Identify the lines that contain the string "Windows" and copy all of them.

-- START --

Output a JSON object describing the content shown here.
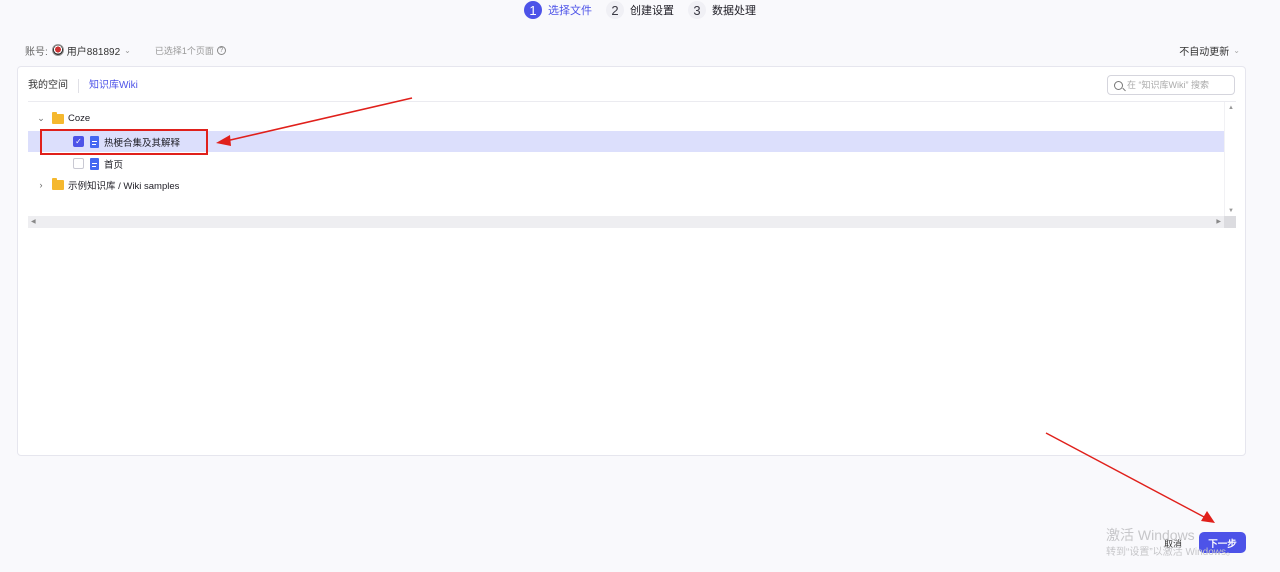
{
  "stepper": {
    "steps": [
      {
        "num": "1",
        "label": "选择文件"
      },
      {
        "num": "2",
        "label": "创建设置"
      },
      {
        "num": "3",
        "label": "数据处理"
      }
    ]
  },
  "account": {
    "label": "账号:",
    "user": "用户881892",
    "selected_info": "已选择1个页面",
    "auto_update": "不自动更新"
  },
  "tabs": [
    "我的空间",
    "知识库Wiki"
  ],
  "search": {
    "placeholder": "在 “知识库Wiki” 搜索"
  },
  "tree": {
    "items": [
      {
        "label": "Coze",
        "type": "folder",
        "expanded": true
      },
      {
        "label": "热梗合集及其解释",
        "type": "doc",
        "checked": true
      },
      {
        "label": "首页",
        "type": "doc",
        "checked": false
      },
      {
        "label": "示例知识库 / Wiki samples",
        "type": "folder",
        "expanded": false
      }
    ]
  },
  "footer": {
    "cancel_label": "取消",
    "next_label": "下一步"
  },
  "watermark": {
    "title": "激活 Windows",
    "subtitle": "转到“设置”以激活 Windows。"
  },
  "colors": {
    "accent": "#4d53e8",
    "annotation": "#e0201b",
    "folder": "#f5b82e",
    "doc": "#4468f2",
    "selected_row": "#dcdffc"
  },
  "icons": [
    "info-icon",
    "search-icon",
    "folder-icon",
    "document-icon",
    "chevron-down-icon",
    "chevron-right-icon",
    "check-icon"
  ]
}
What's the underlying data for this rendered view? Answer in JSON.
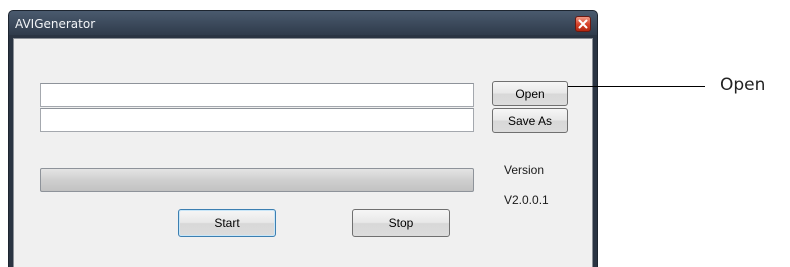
{
  "window": {
    "title": "AVIGenerator"
  },
  "inputs": {
    "source_path": {
      "value": "",
      "placeholder": ""
    },
    "output_path": {
      "value": "",
      "placeholder": ""
    }
  },
  "buttons": {
    "open_label": "Open",
    "save_as_label": "Save As",
    "start_label": "Start",
    "stop_label": "Stop"
  },
  "progress": {
    "value": 0
  },
  "version": {
    "label": "Version",
    "number": "V2.0.0.1"
  },
  "annotation": {
    "label": "Open"
  },
  "icons": {
    "close": "close-icon"
  },
  "colors": {
    "titlebar": "#2f3b4b",
    "client_background": "#f0f0f0",
    "close_button": "#d9452d",
    "default_button_border": "#3c7fb1"
  }
}
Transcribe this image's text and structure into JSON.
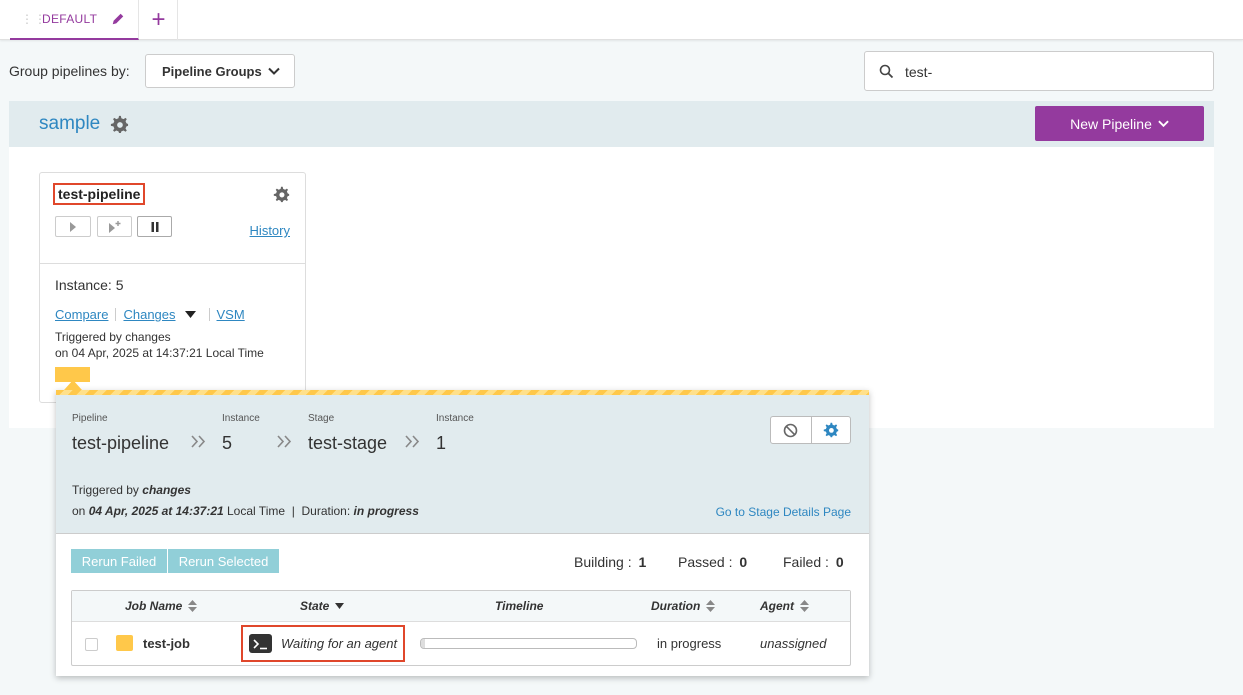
{
  "tabs": [
    {
      "label": "DEFAULT"
    }
  ],
  "toolbar": {
    "group_by_label": "Group pipelines by:",
    "group_by_value": "Pipeline Groups",
    "search_value": "test-"
  },
  "group": {
    "name": "sample",
    "new_pipeline_label": "New Pipeline"
  },
  "pipeline_card": {
    "name": "test-pipeline",
    "history_label": "History",
    "instance_label": "Instance: 5",
    "links": {
      "compare": "Compare",
      "changes": "Changes",
      "vsm": "VSM"
    },
    "triggered_by": "Triggered by changes",
    "triggered_on": "on 04 Apr, 2025 at 14:37:21 Local Time",
    "stage_status_color": "#ffc84a"
  },
  "stage_popup": {
    "crumbs": [
      {
        "label": "Pipeline",
        "value": "test-pipeline"
      },
      {
        "label": "Instance",
        "value": "5"
      },
      {
        "label": "Stage",
        "value": "test-stage"
      },
      {
        "label": "Instance",
        "value": "1"
      }
    ],
    "triggered_prefix": "Triggered by ",
    "triggered_by": "changes",
    "on_prefix": "on ",
    "on_date": "04 Apr, 2025 at 14:37:21",
    "local_time": " Local Time",
    "duration_prefix": "Duration: ",
    "duration_value": "in progress",
    "stage_details_link": "Go to Stage Details Page",
    "rerun_failed": "Rerun Failed",
    "rerun_selected": "Rerun Selected",
    "counts": {
      "building_label": "Building :",
      "building": "1",
      "passed_label": "Passed :",
      "passed": "0",
      "failed_label": "Failed :",
      "failed": "0"
    },
    "table": {
      "headers": {
        "job_name": "Job Name",
        "state": "State",
        "timeline": "Timeline",
        "duration": "Duration",
        "agent": "Agent"
      },
      "rows": [
        {
          "job_name": "test-job",
          "state": "Waiting for an agent",
          "duration": "in progress",
          "agent": "unassigned",
          "progress": 0.02
        }
      ]
    }
  },
  "colors": {
    "accent": "#943a9e",
    "link": "#2e87c1",
    "building": "#ffc84a",
    "highlight": "#e0472b",
    "rerun": "#91cfd8"
  }
}
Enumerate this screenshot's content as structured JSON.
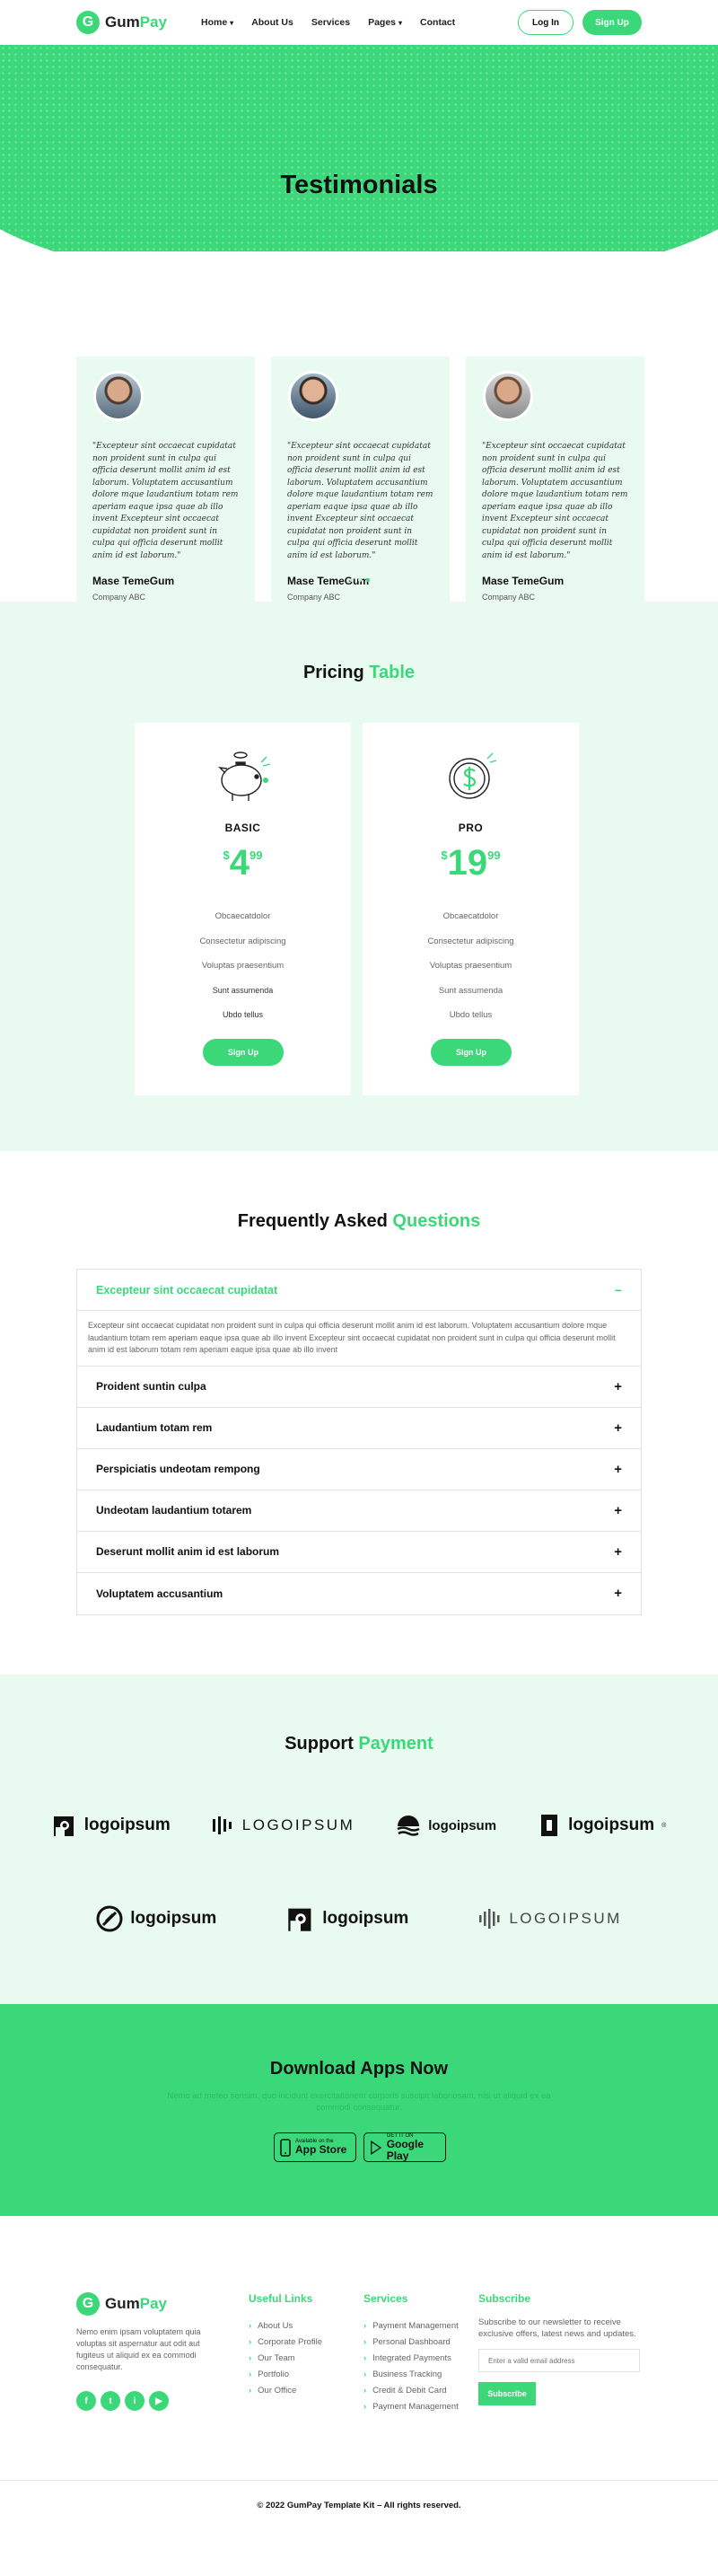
{
  "colors": {
    "accent": "#3bd87a",
    "light_bg": "#e9faf0"
  },
  "header": {
    "logo_mark": "G",
    "logo_word_1": "Gum",
    "logo_word_2": "Pay",
    "nav": [
      {
        "label": "Home",
        "has_caret": true
      },
      {
        "label": "About Us",
        "has_caret": false
      },
      {
        "label": "Services",
        "has_caret": false
      },
      {
        "label": "Pages",
        "has_caret": true
      },
      {
        "label": "Contact",
        "has_caret": false
      }
    ],
    "login_label": "Log In",
    "signup_label": "Sign Up"
  },
  "hero": {
    "title": "Testimonials"
  },
  "testimonials": [
    {
      "quote": "\"Excepteur sint occaecat cupidatat non proident sunt in culpa qui officia deserunt mollit anim id est laborum. Voluptatem accusantium dolore mque laudantium totam rem aperiam eaque ipsa quae ab illo invent Excepteur sint occaecat cupidatat non proident sunt in culpa qui officia deserunt mollit anim id est laborum.\"",
      "name": "Mase TemeGum",
      "company": "Company ABC"
    },
    {
      "quote": "\"Excepteur sint occaecat cupidatat non proident sunt in culpa qui officia deserunt mollit anim id est laborum. Voluptatem accusantium dolore mque laudantium totam rem aperiam eaque ipsa quae ab illo invent Excepteur sint occaecat cupidatat non proident sunt in culpa qui officia deserunt mollit anim id est laborum.\"",
      "name": "Mase TemeGum",
      "company": "Company ABC"
    },
    {
      "quote": "\"Excepteur sint occaecat cupidatat non proident sunt in culpa qui officia deserunt mollit anim id est laborum. Voluptatem accusantium dolore mque laudantium totam rem aperiam eaque ipsa quae ab illo invent Excepteur sint occaecat cupidatat non proident sunt in culpa qui officia deserunt mollit anim id est laborum.\"",
      "name": "Mase TemeGum",
      "company": "Company ABC"
    }
  ],
  "pricing": {
    "title_1": "Pricing",
    "title_2": "Table",
    "plans": [
      {
        "name": "BASIC",
        "currency": "$",
        "price": "4",
        "cents": "99",
        "icon": "piggy-bank-icon",
        "features": [
          "Obcaecatdolor",
          "Consectetur adipiscing",
          "Voluptas praesentium",
          "Sunt assumenda",
          "Ubdo tellus"
        ],
        "button": "Sign Up"
      },
      {
        "name": "PRO",
        "currency": "$",
        "price": "19",
        "cents": "99",
        "icon": "dollar-coin-icon",
        "features": [
          "Obcaecatdolor",
          "Consectetur adipiscing",
          "Voluptas praesentium",
          "Sunt assumenda",
          "Ubdo tellus"
        ],
        "button": "Sign Up"
      }
    ]
  },
  "faq": {
    "title_1": "Frequently Asked",
    "title_2": "Questions",
    "open_question": "Excepteur sint occaecat cupidatat",
    "open_answer": "Excepteur sint occaecat cupidatat non proident sunt in culpa qui officia deserunt mollit anim id est laborum. Voluptatem accusantium dolore mque laudantium totam rem aperiam eaque ipsa quae ab illo invent Excepteur sint occaecat cupidatat non proident sunt in culpa qui officia deserunt mollit anim id est laborum totam rem aperiam eaque ipsa quae ab illo invent",
    "collapse_icon": "−",
    "expand_icon": "+",
    "items": [
      "Proident suntin culpa",
      "Laudantium totam rem",
      "Perspiciatis undeotam rempong",
      "Undeotam laudantium totarem",
      "Deserunt mollit anim id est laborum",
      "Voluptatem accusantium"
    ]
  },
  "support": {
    "title_1": "Support",
    "title_2": "Payment",
    "row1": [
      "logoipsum",
      "LOGOIPSUM",
      "logoipsum",
      "logoipsum"
    ],
    "row2": [
      "logoipsum",
      "logoipsum",
      "LOGOIPSUM"
    ],
    "registered_mark": "®"
  },
  "download": {
    "title": "Download Apps Now",
    "text": "Nemo ad meteo sensim, quo incidunt exercitationem corporis suscipit laboriosam, nisi ut aliquid ex ea commodi consequatur.",
    "app_store_small": "Available on the",
    "app_store_big": "App Store",
    "google_small": "GET IT ON",
    "google_big": "Google Play"
  },
  "footer": {
    "logo_mark": "G",
    "logo_word_1": "Gum",
    "logo_word_2": "Pay",
    "description": "Nemo enim ipsam voluptatem quia voluptas sit aspernatur aut odit aut fugiteus ut aliquid ex ea commodi consequatur.",
    "socials": [
      "f",
      "t",
      "i",
      "▶"
    ],
    "useful_links_title": "Useful Links",
    "useful_links": [
      "About Us",
      "Corporate Profile",
      "Our Team",
      "Portfolio",
      "Our Office"
    ],
    "services_title": "Services",
    "services": [
      "Payment Management",
      "Personal Dashboard",
      "Integrated Payments",
      "Business Tracking",
      "Credit & Debit Card",
      "Payment Management"
    ],
    "subscribe_title": "Subscribe",
    "subscribe_text": "Subscribe to our newsletter to receive exclusive offers, latest news and updates.",
    "email_placeholder": "Enter a valid email address",
    "subscribe_button": "Subscribe",
    "copyright": "© 2022 GumPay Template Kit – All rights reserved."
  }
}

-- END --

- _Correct output_
    "title": "激活 Windows",
    "subtitle": "转到“设置”以激活 Windows。"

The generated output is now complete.